### Task description
Please copy the records below word for word, keeping every line in its original order.

### Listed entries
====

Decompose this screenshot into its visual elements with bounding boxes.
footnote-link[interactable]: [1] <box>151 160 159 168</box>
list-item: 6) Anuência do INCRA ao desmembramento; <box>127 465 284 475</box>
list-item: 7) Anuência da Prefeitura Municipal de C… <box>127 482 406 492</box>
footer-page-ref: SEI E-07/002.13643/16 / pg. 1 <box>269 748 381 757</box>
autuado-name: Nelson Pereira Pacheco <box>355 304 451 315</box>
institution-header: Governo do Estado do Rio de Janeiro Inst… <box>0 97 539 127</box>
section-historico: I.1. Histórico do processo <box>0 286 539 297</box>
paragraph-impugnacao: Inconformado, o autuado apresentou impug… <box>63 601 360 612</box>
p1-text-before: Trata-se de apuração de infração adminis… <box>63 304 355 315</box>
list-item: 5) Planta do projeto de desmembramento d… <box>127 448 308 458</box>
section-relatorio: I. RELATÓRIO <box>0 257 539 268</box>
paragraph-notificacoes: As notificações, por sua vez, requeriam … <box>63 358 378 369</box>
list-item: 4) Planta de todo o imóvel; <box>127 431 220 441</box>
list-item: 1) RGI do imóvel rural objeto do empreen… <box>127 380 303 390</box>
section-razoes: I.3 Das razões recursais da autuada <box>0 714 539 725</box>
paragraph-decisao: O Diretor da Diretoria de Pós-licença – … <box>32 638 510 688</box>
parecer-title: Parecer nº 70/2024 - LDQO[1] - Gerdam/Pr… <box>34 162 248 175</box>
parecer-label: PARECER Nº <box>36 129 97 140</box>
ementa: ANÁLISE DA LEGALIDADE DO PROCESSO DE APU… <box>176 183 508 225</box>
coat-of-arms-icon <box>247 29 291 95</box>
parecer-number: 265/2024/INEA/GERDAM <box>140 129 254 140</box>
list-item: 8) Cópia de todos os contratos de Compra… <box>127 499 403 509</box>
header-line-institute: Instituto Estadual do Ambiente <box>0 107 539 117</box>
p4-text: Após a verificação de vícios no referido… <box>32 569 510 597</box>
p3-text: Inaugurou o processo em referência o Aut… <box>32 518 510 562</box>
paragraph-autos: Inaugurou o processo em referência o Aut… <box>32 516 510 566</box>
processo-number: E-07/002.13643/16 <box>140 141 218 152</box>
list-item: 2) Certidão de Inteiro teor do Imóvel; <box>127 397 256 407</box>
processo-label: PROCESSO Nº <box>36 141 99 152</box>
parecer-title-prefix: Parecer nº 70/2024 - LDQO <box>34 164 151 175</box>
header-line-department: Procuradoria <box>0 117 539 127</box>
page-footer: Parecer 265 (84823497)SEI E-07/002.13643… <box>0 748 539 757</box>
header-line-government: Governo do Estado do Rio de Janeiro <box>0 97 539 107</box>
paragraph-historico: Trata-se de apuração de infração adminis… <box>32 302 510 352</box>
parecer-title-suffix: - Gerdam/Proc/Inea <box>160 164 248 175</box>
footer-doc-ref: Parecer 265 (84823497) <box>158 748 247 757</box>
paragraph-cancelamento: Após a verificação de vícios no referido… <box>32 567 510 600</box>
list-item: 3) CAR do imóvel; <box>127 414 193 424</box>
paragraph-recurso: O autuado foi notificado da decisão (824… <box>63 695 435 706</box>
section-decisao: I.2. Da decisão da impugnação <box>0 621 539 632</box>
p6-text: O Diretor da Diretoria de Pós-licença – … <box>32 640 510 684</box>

====

### Written response
Decompose this screenshot into its visual elements with bounding boxes.
footnote-link[interactable]: [1] <box>151 160 159 168</box>
list-item: 6) Anuência do INCRA ao desmembramento; <box>127 465 284 475</box>
list-item: 7) Anuência da Prefeitura Municipal de C… <box>127 482 406 492</box>
footer-page-ref: SEI E-07/002.13643/16 / pg. 1 <box>269 748 381 757</box>
autuado-name: Nelson Pereira Pacheco <box>355 304 451 315</box>
institution-header: Governo do Estado do Rio de Janeiro Inst… <box>0 97 539 127</box>
section-historico: I.1. Histórico do processo <box>0 286 539 297</box>
paragraph-impugnacao: Inconformado, o autuado apresentou impug… <box>63 601 360 612</box>
p1-text-before: Trata-se de apuração de infração adminis… <box>63 304 355 315</box>
list-item: 5) Planta do projeto de desmembramento d… <box>127 448 308 458</box>
section-relatorio: I. RELATÓRIO <box>0 257 539 268</box>
paragraph-notificacoes: As notificações, por sua vez, requeriam … <box>63 358 378 369</box>
list-item: 4) Planta de todo o imóvel; <box>127 431 220 441</box>
list-item: 1) RGI do imóvel rural objeto do empreen… <box>127 380 303 390</box>
section-razoes: I.3 Das razões recursais da autuada <box>0 714 539 725</box>
paragraph-decisao: O Diretor da Diretoria de Pós-licença – … <box>32 638 510 688</box>
parecer-title: Parecer nº 70/2024 - LDQO[1] - Gerdam/Pr… <box>34 162 248 175</box>
parecer-label: PARECER Nº <box>36 129 97 140</box>
ementa: ANÁLISE DA LEGALIDADE DO PROCESSO DE APU… <box>176 183 508 225</box>
coat-of-arms-icon <box>247 29 291 95</box>
parecer-number: 265/2024/INEA/GERDAM <box>140 129 254 140</box>
list-item: 8) Cópia de todos os contratos de Compra… <box>127 499 403 509</box>
header-line-institute: Instituto Estadual do Ambiente <box>0 107 539 117</box>
p4-text: Após a verificação de vícios no referido… <box>32 569 510 597</box>
p3-text: Inaugurou o processo em referência o Aut… <box>32 518 510 562</box>
paragraph-autos: Inaugurou o processo em referência o Aut… <box>32 516 510 566</box>
processo-number: E-07/002.13643/16 <box>140 141 218 152</box>
list-item: 2) Certidão de Inteiro teor do Imóvel; <box>127 397 256 407</box>
processo-label: PROCESSO Nº <box>36 141 99 152</box>
parecer-title-prefix: Parecer nº 70/2024 - LDQO <box>34 164 151 175</box>
header-line-department: Procuradoria <box>0 117 539 127</box>
page-footer: Parecer 265 (84823497)SEI E-07/002.13643… <box>0 748 539 757</box>
header-line-government: Governo do Estado do Rio de Janeiro <box>0 97 539 107</box>
paragraph-historico: Trata-se de apuração de infração adminis… <box>32 302 510 352</box>
parecer-title-suffix: - Gerdam/Proc/Inea <box>160 164 248 175</box>
footer-doc-ref: Parecer 265 (84823497) <box>158 748 247 757</box>
paragraph-cancelamento: Após a verificação de vícios no referido… <box>32 567 510 600</box>
list-item: 3) CAR do imóvel; <box>127 414 193 424</box>
paragraph-recurso: O autuado foi notificado da decisão (824… <box>63 695 435 706</box>
section-decisao: I.2. Da decisão da impugnação <box>0 621 539 632</box>
p6-text: O Diretor da Diretoria de Pós-licença – … <box>32 640 510 684</box>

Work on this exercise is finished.